> Rows
▽
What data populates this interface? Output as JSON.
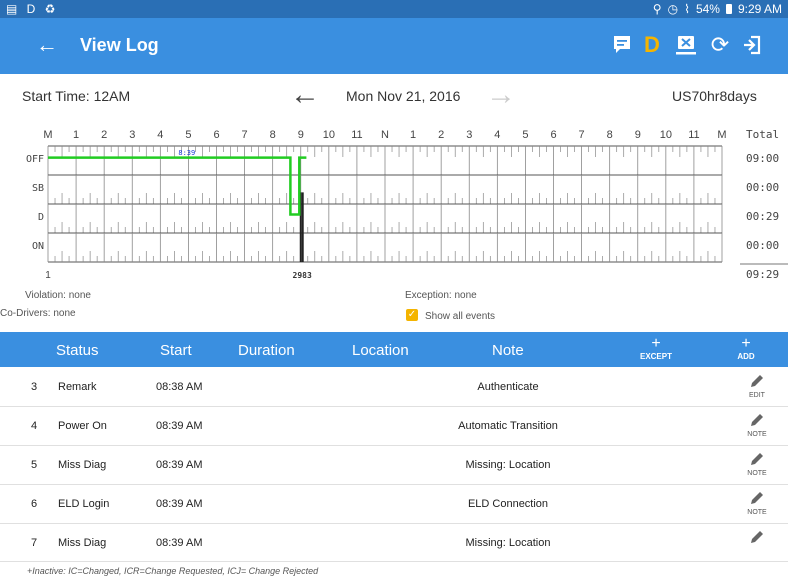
{
  "status_bar": {
    "left_icons": "▤ D ♻",
    "battery": "54%",
    "time": "9:29 AM",
    "wifi": "⌇"
  },
  "app_bar": {
    "title": "View Log",
    "back_icon": "back-arrow-icon",
    "actions": [
      "message-icon",
      "driver-d-icon",
      "certify-icon",
      "refresh-icon",
      "logout-icon"
    ],
    "driver_letter": "D"
  },
  "log": {
    "start_time": "Start Time: 12AM",
    "date": "Mon Nov 21, 2016",
    "cycle": "US70hr8days"
  },
  "graph": {
    "hours": [
      "M",
      "1",
      "2",
      "3",
      "4",
      "5",
      "6",
      "7",
      "8",
      "9",
      "10",
      "11",
      "N",
      "1",
      "2",
      "3",
      "4",
      "5",
      "6",
      "7",
      "8",
      "9",
      "10",
      "11",
      "M"
    ],
    "total_label": "Total",
    "rows": [
      {
        "label": "OFF",
        "total": "09:00"
      },
      {
        "label": "SB",
        "total": "00:00"
      },
      {
        "label": "D",
        "total": "00:29"
      },
      {
        "label": "ON",
        "total": "00:00"
      }
    ],
    "grand_total": "09:29",
    "marker_time": "8:39",
    "bottom_left": "1",
    "bottom_marker": "2983",
    "segments": [
      {
        "status": "OFF",
        "from": 0,
        "to": 8.63
      },
      {
        "status": "D",
        "from": 8.63,
        "to": 8.95
      },
      {
        "status": "OFF",
        "from": 8.95,
        "to": 9.2
      }
    ],
    "events_at": [
      9.0,
      9.07
    ]
  },
  "info": {
    "violation": "Violation: none",
    "exception": "Exception: none",
    "co_drivers": "Co-Drivers: none",
    "show_all": "Show all events",
    "show_all_checked": true
  },
  "table": {
    "headers": {
      "status": "Status",
      "start": "Start",
      "duration": "Duration",
      "location": "Location",
      "note": "Note",
      "except": "EXCEPT",
      "add": "ADD"
    },
    "rows": [
      {
        "num": "3",
        "status": "Remark",
        "start": "08:38 AM",
        "note": "Authenticate",
        "action": "EDIT"
      },
      {
        "num": "4",
        "status": "Power On",
        "start": "08:39 AM",
        "note": "Automatic Transition",
        "action": "NOTE"
      },
      {
        "num": "5",
        "status": "Miss Diag",
        "start": "08:39 AM",
        "note": "Missing: Location",
        "action": "NOTE"
      },
      {
        "num": "6",
        "status": "ELD Login",
        "start": "08:39 AM",
        "note": "ELD Connection",
        "action": "NOTE"
      },
      {
        "num": "7",
        "status": "Miss Diag",
        "start": "08:39 AM",
        "note": "Missing: Location",
        "action": "NOTE"
      }
    ]
  },
  "footer": "+Inactive: IC=Changed, ICR=Change Requested, ICJ= Change Rejected",
  "colors": {
    "primary": "#3a8fe0",
    "status_bar": "#2a6fb5",
    "accent": "#f4b400",
    "graph_line": "#22cc22"
  }
}
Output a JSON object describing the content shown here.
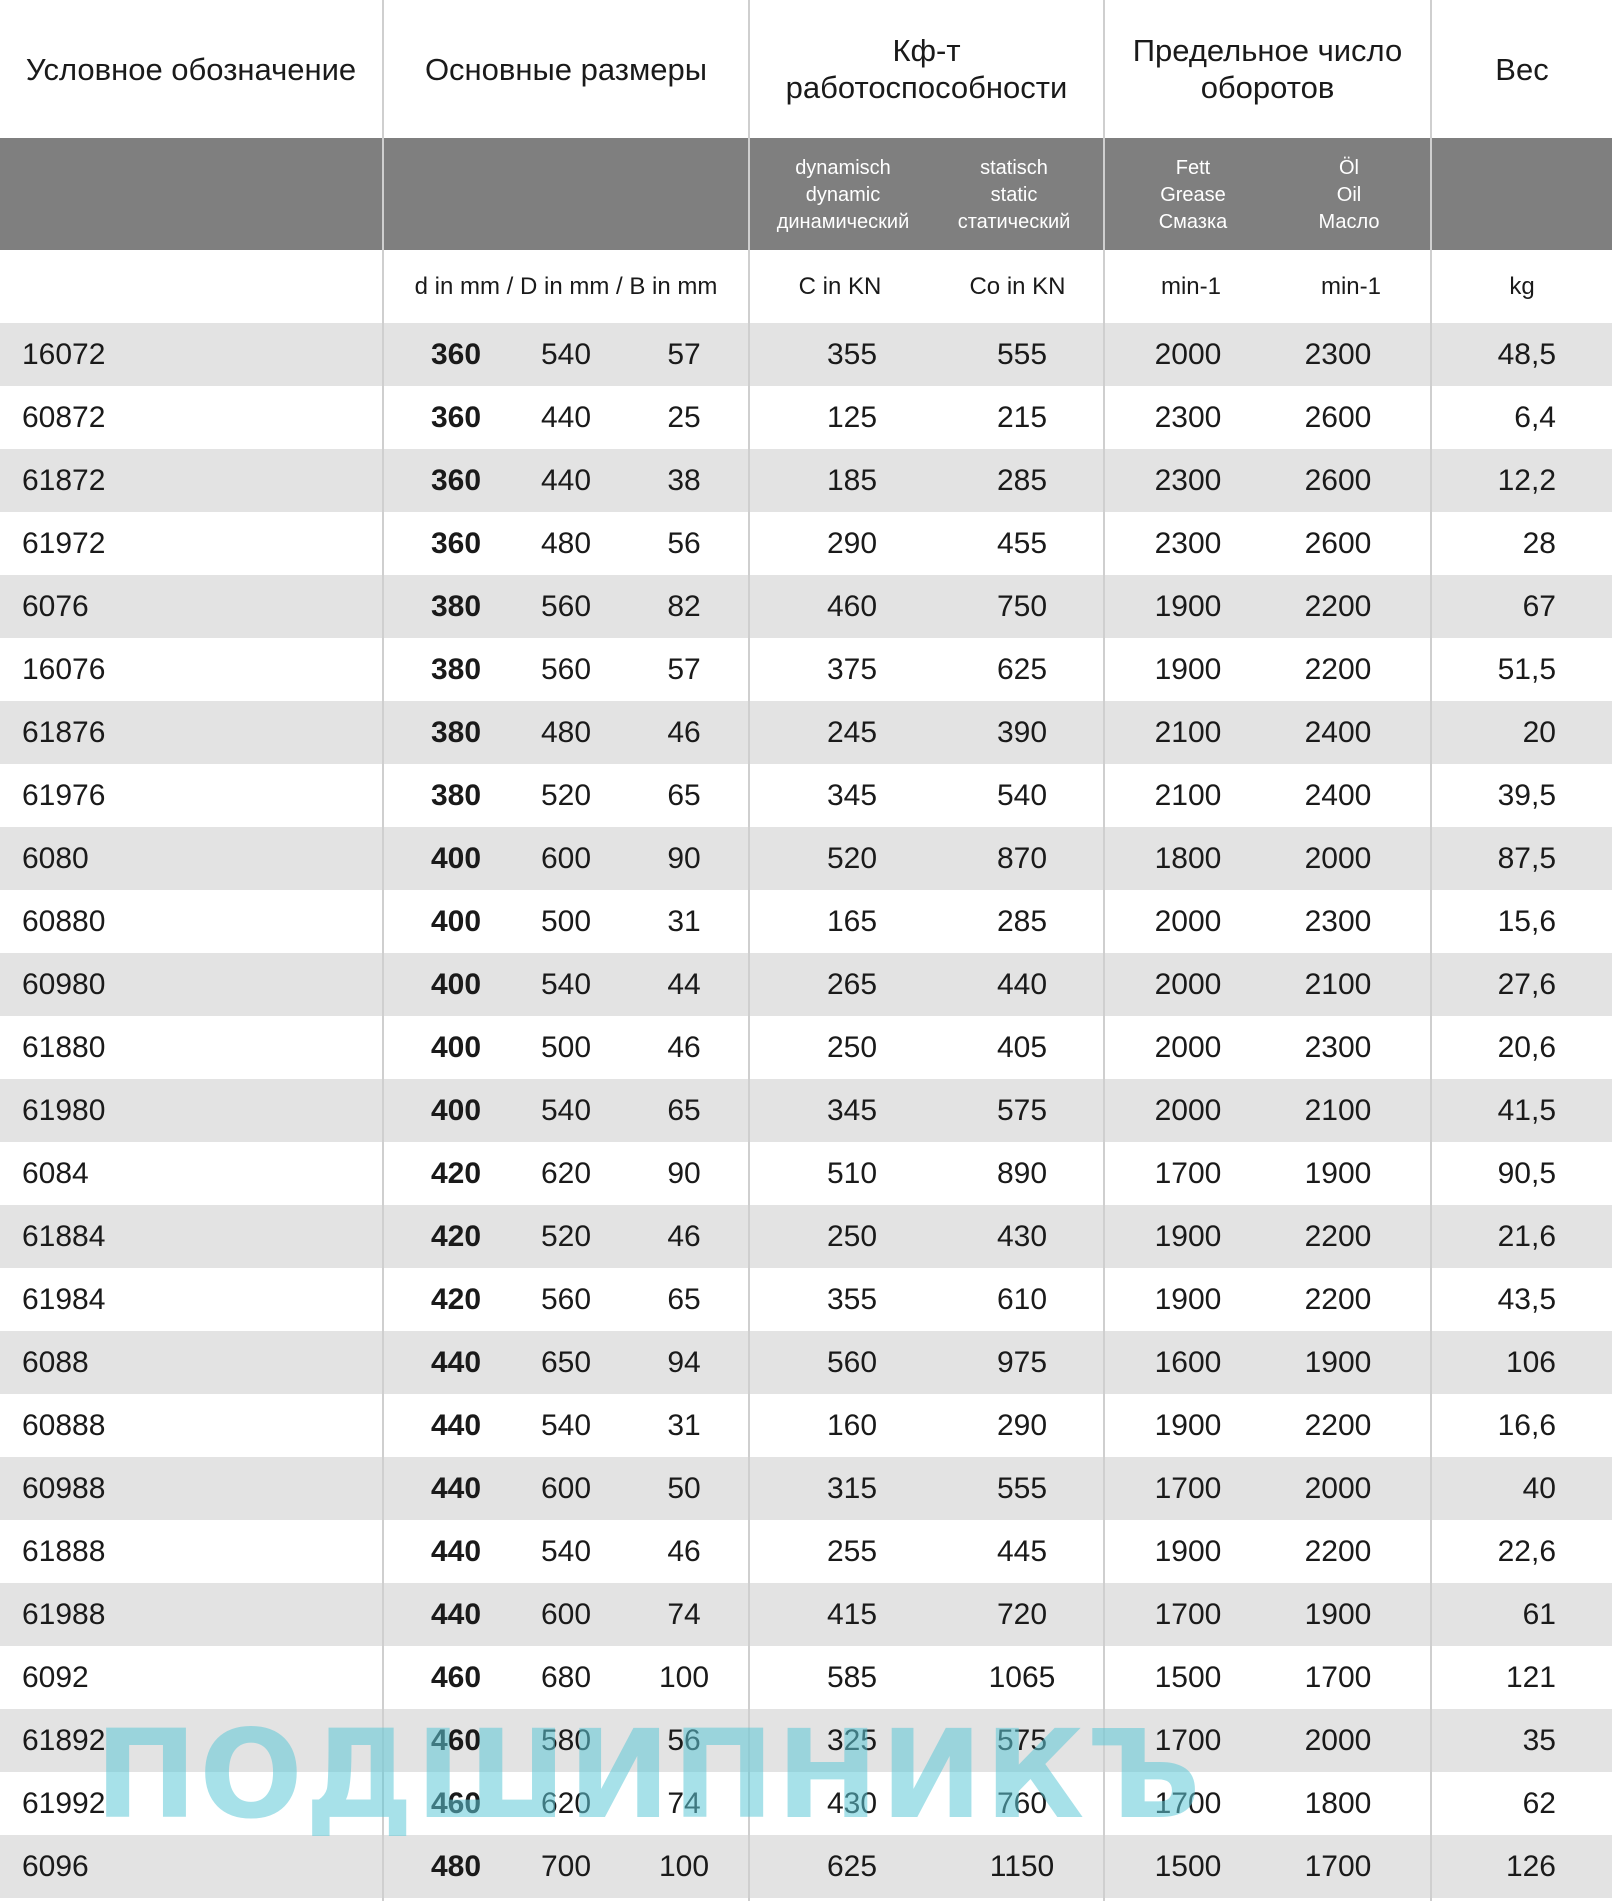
{
  "header": {
    "designation": "Условное обозначение",
    "dimensions": "Основные размеры",
    "load_rating": "Кф-т\nработоспособности",
    "speed_limit": "Предельное число\nоборотов",
    "weight": "Вес"
  },
  "subheader": {
    "dynamic": "dynamisch\ndynamic\nдинамический",
    "static": "statisch\nstatic\nстатический",
    "grease": "Fett\nGrease\nСмазка",
    "oil": "Öl\nOil\nМасло"
  },
  "units": {
    "dimensions": "d in mm / D in mm / B in mm",
    "c": "C in KN",
    "co": "Co in KN",
    "grease": "min-1",
    "oil": "min-1",
    "weight": "kg"
  },
  "rows": [
    [
      "16072",
      "360",
      "540",
      "57",
      "355",
      "555",
      "2000",
      "2300",
      "48,5"
    ],
    [
      "60872",
      "360",
      "440",
      "25",
      "125",
      "215",
      "2300",
      "2600",
      "6,4"
    ],
    [
      "61872",
      "360",
      "440",
      "38",
      "185",
      "285",
      "2300",
      "2600",
      "12,2"
    ],
    [
      "61972",
      "360",
      "480",
      "56",
      "290",
      "455",
      "2300",
      "2600",
      "28"
    ],
    [
      "6076",
      "380",
      "560",
      "82",
      "460",
      "750",
      "1900",
      "2200",
      "67"
    ],
    [
      "16076",
      "380",
      "560",
      "57",
      "375",
      "625",
      "1900",
      "2200",
      "51,5"
    ],
    [
      "61876",
      "380",
      "480",
      "46",
      "245",
      "390",
      "2100",
      "2400",
      "20"
    ],
    [
      "61976",
      "380",
      "520",
      "65",
      "345",
      "540",
      "2100",
      "2400",
      "39,5"
    ],
    [
      "6080",
      "400",
      "600",
      "90",
      "520",
      "870",
      "1800",
      "2000",
      "87,5"
    ],
    [
      "60880",
      "400",
      "500",
      "31",
      "165",
      "285",
      "2000",
      "2300",
      "15,6"
    ],
    [
      "60980",
      "400",
      "540",
      "44",
      "265",
      "440",
      "2000",
      "2100",
      "27,6"
    ],
    [
      "61880",
      "400",
      "500",
      "46",
      "250",
      "405",
      "2000",
      "2300",
      "20,6"
    ],
    [
      "61980",
      "400",
      "540",
      "65",
      "345",
      "575",
      "2000",
      "2100",
      "41,5"
    ],
    [
      "6084",
      "420",
      "620",
      "90",
      "510",
      "890",
      "1700",
      "1900",
      "90,5"
    ],
    [
      "61884",
      "420",
      "520",
      "46",
      "250",
      "430",
      "1900",
      "2200",
      "21,6"
    ],
    [
      "61984",
      "420",
      "560",
      "65",
      "355",
      "610",
      "1900",
      "2200",
      "43,5"
    ],
    [
      "6088",
      "440",
      "650",
      "94",
      "560",
      "975",
      "1600",
      "1900",
      "106"
    ],
    [
      "60888",
      "440",
      "540",
      "31",
      "160",
      "290",
      "1900",
      "2200",
      "16,6"
    ],
    [
      "60988",
      "440",
      "600",
      "50",
      "315",
      "555",
      "1700",
      "2000",
      "40"
    ],
    [
      "61888",
      "440",
      "540",
      "46",
      "255",
      "445",
      "1900",
      "2200",
      "22,6"
    ],
    [
      "61988",
      "440",
      "600",
      "74",
      "415",
      "720",
      "1700",
      "1900",
      "61"
    ],
    [
      "6092",
      "460",
      "680",
      "100",
      "585",
      "1065",
      "1500",
      "1700",
      "121"
    ],
    [
      "61892",
      "460",
      "580",
      "56",
      "325",
      "575",
      "1700",
      "2000",
      "35"
    ],
    [
      "61992",
      "460",
      "620",
      "74",
      "430",
      "760",
      "1700",
      "1800",
      "62"
    ],
    [
      "6096",
      "480",
      "700",
      "100",
      "625",
      "1150",
      "1500",
      "1700",
      "126"
    ]
  ],
  "watermark": {
    "text": "ПОДШИПНИКЪ",
    "color": "#5fc8d7"
  }
}
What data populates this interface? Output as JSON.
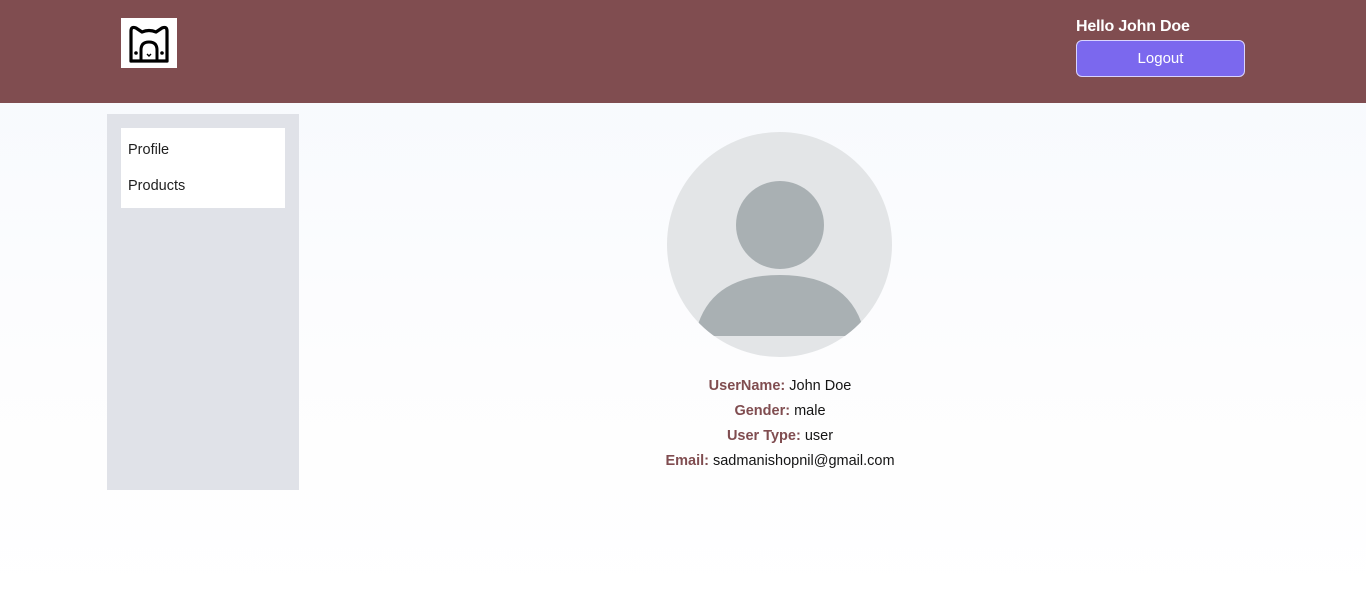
{
  "header": {
    "greeting": "Hello John Doe",
    "logout_label": "Logout",
    "logo_icon": "cat-face-icon",
    "background_color": "#804d50",
    "button_color": "#7b68ee"
  },
  "sidebar": {
    "items": [
      {
        "label": "Profile"
      },
      {
        "label": "Products"
      }
    ]
  },
  "profile": {
    "avatar_icon": "user-placeholder-icon",
    "fields": [
      {
        "label": "UserName:",
        "value": "John Doe"
      },
      {
        "label": "Gender:",
        "value": "male"
      },
      {
        "label": "User Type:",
        "value": "user"
      },
      {
        "label": "Email:",
        "value": "sadmanishopnil@gmail.com"
      }
    ]
  }
}
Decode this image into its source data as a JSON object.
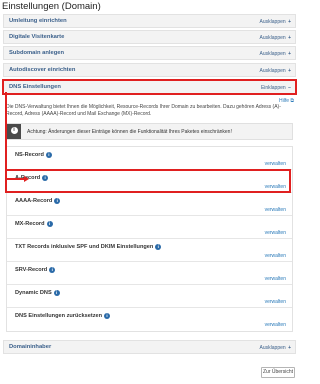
{
  "page": {
    "title": "Einstellungen (Domain)"
  },
  "sections": [
    {
      "label": "Umleitung einrichten",
      "toggle": "Ausklappen",
      "symbol": "+"
    },
    {
      "label": "Digitale Visitenkarte",
      "toggle": "Ausklappen",
      "symbol": "+"
    },
    {
      "label": "Subdomain anlegen",
      "toggle": "Ausklappen",
      "symbol": "+"
    },
    {
      "label": "Autodiscover einrichten",
      "toggle": "Ausklappen",
      "symbol": "+"
    },
    {
      "label": "DNS Einstellungen",
      "toggle": "Einklappen",
      "symbol": "−"
    }
  ],
  "dns": {
    "help": "Hilfe",
    "description": "Die DNS-Verwaltung bietet Ihnen die Möglichkeit, Resource-Records Ihrer Domain zu bearbeiten. Dazu gehören Adress (A)-Record, Adress (AAAA)-Record und Mail Exchange (MX)-Record.",
    "warning": "Achtung: Änderungen dieser Einträge können die Funktionalität Ihres Paketes einschränken!",
    "manage_label": "verwalten",
    "records": [
      {
        "label": "NS-Record"
      },
      {
        "label": "A-Record"
      },
      {
        "label": "AAAA-Record"
      },
      {
        "label": "MX-Record"
      },
      {
        "label": "TXT Records inklusive SPF und DKIM Einstellungen"
      },
      {
        "label": "SRV-Record"
      },
      {
        "label": "Dynamic DNS"
      },
      {
        "label": "DNS Einstellungen zurücksetzen"
      }
    ]
  },
  "owner_section": {
    "label": "Domaininhaber",
    "toggle": "Ausklappen",
    "symbol": "+"
  },
  "footer": {
    "overview_button": "Zur Übersicht"
  },
  "colors": {
    "highlight": "#e02020",
    "link": "#2a7ab9",
    "section_label": "#3a5f8a",
    "info_icon": "#2a6aa8"
  }
}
△
> Exercise brief
Track down every line of the material containing the string "Einstellungen", and copy it.

> Correct response
    "title": "Einstellungen (Domain)"
      "label": "DNS Einstellungen",
        "label": "TXT Records inklusive SPF und DKIM Einstellungen"
        "label": "DNS Einstellungen zurücksetzen"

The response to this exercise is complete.